▶ [DATASET ROWS]:
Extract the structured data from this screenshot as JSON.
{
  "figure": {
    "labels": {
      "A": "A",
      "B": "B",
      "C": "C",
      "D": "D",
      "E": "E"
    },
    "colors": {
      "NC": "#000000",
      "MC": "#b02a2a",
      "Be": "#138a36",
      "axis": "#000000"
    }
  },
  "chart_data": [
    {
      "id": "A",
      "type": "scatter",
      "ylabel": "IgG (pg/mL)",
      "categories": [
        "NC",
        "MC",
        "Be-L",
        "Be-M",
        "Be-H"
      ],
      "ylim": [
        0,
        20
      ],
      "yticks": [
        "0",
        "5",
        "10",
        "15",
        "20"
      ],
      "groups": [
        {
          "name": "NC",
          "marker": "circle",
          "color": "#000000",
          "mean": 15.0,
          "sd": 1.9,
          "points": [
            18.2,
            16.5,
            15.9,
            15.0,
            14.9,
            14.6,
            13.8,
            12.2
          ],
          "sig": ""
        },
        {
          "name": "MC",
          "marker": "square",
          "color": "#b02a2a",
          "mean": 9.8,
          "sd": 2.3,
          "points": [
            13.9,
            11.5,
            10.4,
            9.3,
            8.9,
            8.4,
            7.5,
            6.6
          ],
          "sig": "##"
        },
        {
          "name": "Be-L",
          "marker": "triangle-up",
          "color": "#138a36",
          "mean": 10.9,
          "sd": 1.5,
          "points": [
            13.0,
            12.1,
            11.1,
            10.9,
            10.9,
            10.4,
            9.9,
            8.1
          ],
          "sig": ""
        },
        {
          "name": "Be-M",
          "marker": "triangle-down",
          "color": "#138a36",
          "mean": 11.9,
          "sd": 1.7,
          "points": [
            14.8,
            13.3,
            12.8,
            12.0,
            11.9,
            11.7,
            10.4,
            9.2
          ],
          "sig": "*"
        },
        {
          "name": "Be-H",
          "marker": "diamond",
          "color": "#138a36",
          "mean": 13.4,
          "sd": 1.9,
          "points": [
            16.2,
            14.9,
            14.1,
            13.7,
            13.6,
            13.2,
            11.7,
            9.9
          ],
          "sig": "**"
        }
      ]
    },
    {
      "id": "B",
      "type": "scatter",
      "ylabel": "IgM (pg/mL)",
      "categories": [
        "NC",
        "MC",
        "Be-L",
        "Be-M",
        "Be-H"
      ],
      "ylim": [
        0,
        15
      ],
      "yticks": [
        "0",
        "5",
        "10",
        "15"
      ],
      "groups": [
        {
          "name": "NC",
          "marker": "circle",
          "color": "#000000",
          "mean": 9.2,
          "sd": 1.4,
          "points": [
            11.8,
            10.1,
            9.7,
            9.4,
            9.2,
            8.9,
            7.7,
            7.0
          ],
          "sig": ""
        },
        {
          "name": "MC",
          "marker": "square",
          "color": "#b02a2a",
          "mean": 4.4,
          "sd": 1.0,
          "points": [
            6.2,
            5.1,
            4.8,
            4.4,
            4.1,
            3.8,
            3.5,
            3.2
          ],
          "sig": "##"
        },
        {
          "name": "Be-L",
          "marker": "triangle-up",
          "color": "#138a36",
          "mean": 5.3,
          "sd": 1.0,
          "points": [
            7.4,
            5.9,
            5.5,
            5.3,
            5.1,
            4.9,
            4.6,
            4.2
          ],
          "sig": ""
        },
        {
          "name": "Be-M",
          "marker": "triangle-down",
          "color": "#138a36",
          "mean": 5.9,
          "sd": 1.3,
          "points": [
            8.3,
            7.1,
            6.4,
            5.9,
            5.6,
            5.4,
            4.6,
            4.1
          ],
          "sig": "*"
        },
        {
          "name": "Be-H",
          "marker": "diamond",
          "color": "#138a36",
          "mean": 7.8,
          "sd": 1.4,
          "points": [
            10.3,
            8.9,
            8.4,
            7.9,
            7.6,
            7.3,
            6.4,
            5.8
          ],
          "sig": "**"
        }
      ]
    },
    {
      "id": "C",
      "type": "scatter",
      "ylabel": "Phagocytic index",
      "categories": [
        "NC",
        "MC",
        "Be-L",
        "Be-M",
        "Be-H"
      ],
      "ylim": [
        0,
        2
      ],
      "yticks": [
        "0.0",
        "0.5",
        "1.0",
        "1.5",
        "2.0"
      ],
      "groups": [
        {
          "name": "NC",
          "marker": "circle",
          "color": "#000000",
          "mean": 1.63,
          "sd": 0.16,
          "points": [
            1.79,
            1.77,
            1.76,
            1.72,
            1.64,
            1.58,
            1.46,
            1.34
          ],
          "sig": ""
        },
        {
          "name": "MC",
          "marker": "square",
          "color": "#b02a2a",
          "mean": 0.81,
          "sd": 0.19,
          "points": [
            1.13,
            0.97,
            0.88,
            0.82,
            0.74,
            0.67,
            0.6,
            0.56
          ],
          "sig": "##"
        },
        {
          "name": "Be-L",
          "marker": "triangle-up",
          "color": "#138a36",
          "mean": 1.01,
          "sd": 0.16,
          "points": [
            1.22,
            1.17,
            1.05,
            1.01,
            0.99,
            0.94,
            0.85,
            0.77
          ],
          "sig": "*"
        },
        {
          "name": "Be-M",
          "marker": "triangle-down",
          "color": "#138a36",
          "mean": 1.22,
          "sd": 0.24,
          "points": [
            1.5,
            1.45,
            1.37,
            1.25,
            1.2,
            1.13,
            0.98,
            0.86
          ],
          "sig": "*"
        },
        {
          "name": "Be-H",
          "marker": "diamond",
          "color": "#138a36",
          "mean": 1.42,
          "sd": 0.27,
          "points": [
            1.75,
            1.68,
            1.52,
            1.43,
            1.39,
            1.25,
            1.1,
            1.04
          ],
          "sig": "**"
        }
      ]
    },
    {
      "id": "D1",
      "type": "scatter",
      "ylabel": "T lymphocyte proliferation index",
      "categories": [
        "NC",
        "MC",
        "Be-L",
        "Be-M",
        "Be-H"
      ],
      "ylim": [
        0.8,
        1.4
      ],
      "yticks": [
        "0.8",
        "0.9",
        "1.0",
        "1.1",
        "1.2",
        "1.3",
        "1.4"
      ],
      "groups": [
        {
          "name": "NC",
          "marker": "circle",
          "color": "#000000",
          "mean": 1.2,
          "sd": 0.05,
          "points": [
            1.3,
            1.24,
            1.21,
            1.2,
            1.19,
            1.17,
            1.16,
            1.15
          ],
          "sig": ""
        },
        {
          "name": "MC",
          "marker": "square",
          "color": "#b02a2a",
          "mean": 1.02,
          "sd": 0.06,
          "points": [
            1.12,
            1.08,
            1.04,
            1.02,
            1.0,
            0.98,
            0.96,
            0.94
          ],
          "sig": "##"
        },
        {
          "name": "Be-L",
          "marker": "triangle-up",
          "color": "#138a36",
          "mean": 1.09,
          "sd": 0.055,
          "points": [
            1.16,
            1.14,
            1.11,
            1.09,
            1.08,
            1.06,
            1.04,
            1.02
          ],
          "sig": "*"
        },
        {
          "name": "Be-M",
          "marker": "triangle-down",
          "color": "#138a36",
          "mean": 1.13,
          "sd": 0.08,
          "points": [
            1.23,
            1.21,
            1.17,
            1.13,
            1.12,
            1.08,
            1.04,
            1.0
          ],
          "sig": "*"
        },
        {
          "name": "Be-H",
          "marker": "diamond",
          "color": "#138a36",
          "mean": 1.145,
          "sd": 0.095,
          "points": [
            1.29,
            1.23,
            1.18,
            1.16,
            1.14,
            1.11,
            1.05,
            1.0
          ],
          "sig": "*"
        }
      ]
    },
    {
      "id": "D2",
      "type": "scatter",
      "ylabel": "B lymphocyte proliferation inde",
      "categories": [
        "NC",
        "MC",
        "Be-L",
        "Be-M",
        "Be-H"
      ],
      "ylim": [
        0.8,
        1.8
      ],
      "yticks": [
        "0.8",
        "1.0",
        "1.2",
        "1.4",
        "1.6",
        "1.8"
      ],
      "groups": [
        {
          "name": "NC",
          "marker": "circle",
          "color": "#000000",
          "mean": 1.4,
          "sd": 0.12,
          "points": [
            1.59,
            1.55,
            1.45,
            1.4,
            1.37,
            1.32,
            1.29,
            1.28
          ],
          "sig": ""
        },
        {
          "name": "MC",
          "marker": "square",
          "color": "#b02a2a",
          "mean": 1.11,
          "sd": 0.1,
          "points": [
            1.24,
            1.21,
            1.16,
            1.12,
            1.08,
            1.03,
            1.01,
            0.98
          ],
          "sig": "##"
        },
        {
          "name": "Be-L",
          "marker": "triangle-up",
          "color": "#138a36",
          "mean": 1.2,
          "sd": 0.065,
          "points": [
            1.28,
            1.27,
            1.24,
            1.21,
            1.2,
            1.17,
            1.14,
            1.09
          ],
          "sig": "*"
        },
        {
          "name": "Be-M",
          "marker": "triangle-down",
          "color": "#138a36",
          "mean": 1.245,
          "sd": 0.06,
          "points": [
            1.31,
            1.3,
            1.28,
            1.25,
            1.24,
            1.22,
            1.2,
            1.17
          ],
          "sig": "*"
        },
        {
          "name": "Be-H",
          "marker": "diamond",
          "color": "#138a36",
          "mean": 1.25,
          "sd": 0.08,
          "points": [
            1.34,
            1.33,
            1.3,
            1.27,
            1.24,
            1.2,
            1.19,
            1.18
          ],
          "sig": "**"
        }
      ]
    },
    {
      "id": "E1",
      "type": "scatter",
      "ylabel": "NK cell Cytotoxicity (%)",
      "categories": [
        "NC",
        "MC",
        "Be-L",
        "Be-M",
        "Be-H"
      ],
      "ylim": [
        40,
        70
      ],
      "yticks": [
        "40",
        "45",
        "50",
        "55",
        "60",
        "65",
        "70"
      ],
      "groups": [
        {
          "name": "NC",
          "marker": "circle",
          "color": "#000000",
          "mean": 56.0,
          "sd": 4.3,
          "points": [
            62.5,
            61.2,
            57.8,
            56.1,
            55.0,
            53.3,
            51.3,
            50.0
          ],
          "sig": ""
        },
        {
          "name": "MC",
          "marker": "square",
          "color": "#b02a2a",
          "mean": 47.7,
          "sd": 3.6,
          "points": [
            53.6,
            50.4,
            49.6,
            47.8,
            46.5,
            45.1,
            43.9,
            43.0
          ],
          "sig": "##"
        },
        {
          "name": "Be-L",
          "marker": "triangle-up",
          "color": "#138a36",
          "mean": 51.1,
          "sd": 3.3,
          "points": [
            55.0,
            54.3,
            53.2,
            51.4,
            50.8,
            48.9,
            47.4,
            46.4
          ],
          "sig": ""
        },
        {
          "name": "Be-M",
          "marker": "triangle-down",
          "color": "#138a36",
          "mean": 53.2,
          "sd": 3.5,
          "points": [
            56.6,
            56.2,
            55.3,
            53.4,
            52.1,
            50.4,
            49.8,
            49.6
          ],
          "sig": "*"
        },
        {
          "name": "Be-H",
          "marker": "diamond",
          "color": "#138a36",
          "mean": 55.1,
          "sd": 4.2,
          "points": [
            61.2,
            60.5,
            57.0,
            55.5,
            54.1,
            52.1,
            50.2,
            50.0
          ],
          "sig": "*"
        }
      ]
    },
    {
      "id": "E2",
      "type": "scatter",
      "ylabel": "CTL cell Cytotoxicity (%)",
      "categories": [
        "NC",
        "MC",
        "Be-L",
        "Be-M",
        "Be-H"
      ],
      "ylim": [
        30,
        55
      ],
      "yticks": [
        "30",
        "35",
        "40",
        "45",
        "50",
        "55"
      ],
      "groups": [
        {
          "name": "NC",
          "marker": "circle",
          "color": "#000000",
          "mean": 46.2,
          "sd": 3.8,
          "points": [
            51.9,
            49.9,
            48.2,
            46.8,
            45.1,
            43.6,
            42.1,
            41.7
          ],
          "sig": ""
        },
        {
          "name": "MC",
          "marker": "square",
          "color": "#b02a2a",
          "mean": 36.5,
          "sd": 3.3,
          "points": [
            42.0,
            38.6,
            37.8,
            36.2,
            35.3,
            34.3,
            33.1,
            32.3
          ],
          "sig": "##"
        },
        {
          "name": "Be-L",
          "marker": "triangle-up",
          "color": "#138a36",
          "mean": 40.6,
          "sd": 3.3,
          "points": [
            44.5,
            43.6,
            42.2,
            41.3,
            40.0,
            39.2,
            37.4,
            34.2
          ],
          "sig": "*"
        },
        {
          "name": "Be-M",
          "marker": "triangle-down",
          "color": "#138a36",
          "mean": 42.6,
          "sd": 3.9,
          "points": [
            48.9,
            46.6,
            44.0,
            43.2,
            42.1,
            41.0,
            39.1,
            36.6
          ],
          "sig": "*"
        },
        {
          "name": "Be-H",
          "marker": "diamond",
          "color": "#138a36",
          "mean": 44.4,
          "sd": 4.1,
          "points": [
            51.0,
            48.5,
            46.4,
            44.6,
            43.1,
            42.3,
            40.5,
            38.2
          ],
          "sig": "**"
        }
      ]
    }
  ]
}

▶ [WHAT YOU NEED TO DO]: Select and copy every line of the listing with the word "lymphocyte".

▶ [RESPONSE]:
      "ylabel": "T lymphocyte proliferation index",
      "ylabel": "B lymphocyte proliferation inde",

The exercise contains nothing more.